▶ [Extracted information]:
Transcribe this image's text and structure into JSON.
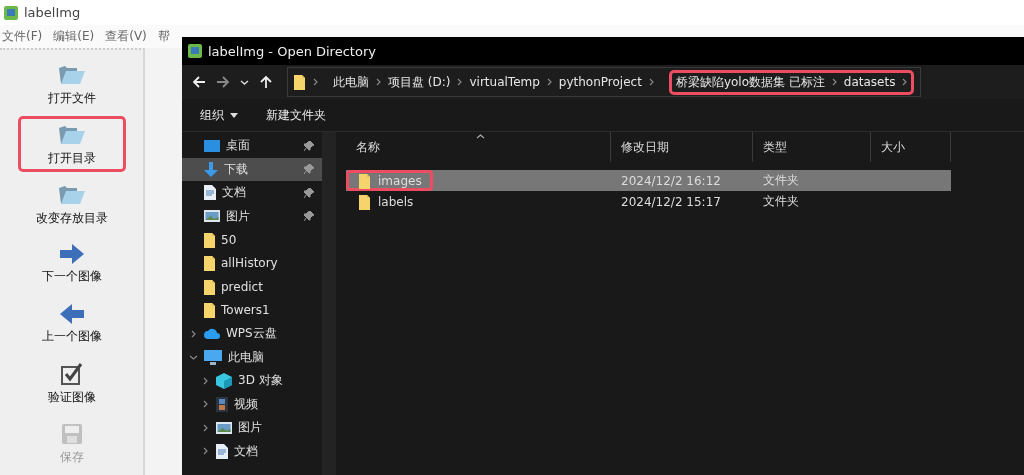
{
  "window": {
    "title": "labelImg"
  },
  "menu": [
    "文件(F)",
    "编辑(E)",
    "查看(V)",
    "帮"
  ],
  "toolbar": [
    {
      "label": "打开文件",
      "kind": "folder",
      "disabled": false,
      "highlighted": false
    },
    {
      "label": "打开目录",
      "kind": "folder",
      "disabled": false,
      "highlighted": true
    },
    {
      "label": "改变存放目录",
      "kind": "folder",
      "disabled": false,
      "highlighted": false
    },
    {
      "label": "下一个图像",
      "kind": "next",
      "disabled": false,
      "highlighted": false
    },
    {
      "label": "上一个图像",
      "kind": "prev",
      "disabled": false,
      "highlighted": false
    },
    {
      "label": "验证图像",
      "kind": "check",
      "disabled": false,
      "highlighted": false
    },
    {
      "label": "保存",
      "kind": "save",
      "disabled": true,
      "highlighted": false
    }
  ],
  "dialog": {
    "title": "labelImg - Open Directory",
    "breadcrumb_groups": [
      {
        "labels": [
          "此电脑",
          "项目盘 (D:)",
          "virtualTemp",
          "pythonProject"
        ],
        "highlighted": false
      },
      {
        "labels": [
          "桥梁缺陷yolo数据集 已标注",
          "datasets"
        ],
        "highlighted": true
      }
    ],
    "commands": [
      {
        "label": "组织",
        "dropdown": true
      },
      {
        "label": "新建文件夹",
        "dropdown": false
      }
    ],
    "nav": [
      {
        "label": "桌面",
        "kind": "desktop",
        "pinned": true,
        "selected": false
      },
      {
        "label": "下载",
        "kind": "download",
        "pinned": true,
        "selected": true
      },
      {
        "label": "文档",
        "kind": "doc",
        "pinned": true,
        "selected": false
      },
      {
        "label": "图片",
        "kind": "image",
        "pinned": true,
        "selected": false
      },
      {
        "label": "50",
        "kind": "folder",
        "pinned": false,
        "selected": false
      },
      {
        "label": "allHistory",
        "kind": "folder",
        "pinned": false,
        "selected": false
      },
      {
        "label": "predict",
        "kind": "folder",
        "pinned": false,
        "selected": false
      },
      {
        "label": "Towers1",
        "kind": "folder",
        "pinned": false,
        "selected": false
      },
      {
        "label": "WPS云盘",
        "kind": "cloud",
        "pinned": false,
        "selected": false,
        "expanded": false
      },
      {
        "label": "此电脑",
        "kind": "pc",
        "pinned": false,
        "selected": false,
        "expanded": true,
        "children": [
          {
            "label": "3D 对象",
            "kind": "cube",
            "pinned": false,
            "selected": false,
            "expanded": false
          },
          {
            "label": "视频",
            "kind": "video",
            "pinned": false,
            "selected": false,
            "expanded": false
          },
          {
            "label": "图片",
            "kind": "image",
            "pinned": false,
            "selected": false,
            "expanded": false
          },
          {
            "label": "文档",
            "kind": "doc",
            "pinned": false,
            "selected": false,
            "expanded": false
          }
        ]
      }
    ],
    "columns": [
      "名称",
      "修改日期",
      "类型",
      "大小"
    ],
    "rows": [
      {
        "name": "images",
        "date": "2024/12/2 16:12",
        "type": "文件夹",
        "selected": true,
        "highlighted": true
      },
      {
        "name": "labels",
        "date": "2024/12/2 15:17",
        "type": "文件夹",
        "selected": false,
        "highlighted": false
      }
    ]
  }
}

---

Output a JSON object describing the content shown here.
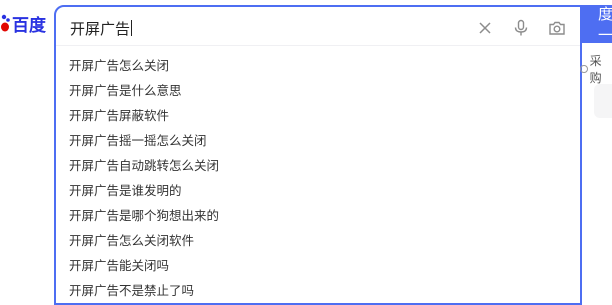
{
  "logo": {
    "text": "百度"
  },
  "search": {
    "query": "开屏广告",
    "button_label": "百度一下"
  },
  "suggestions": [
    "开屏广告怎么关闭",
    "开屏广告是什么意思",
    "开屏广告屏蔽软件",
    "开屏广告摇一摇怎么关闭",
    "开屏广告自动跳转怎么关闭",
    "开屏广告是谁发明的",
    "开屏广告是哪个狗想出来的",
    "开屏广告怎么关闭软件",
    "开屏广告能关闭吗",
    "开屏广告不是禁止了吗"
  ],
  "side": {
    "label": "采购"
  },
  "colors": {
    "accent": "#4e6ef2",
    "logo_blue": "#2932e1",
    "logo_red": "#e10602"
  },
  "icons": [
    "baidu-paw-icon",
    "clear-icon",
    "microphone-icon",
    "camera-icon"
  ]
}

---

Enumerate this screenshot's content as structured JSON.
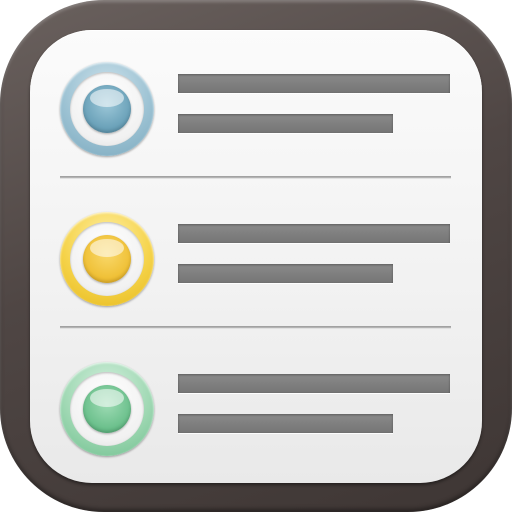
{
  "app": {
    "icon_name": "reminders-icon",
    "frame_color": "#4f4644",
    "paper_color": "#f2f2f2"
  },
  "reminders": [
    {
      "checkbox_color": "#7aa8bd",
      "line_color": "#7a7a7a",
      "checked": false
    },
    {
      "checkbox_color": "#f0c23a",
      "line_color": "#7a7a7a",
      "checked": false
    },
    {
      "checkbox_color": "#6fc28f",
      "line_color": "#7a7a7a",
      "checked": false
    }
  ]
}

▶ [Exercise task]: Scan the listing above and identify each line holding the string "date"; copy every such line.

▶ [Finished task]:
        "date": "2024/12/2 16:12",
        "date": "2024/12/2 15:17",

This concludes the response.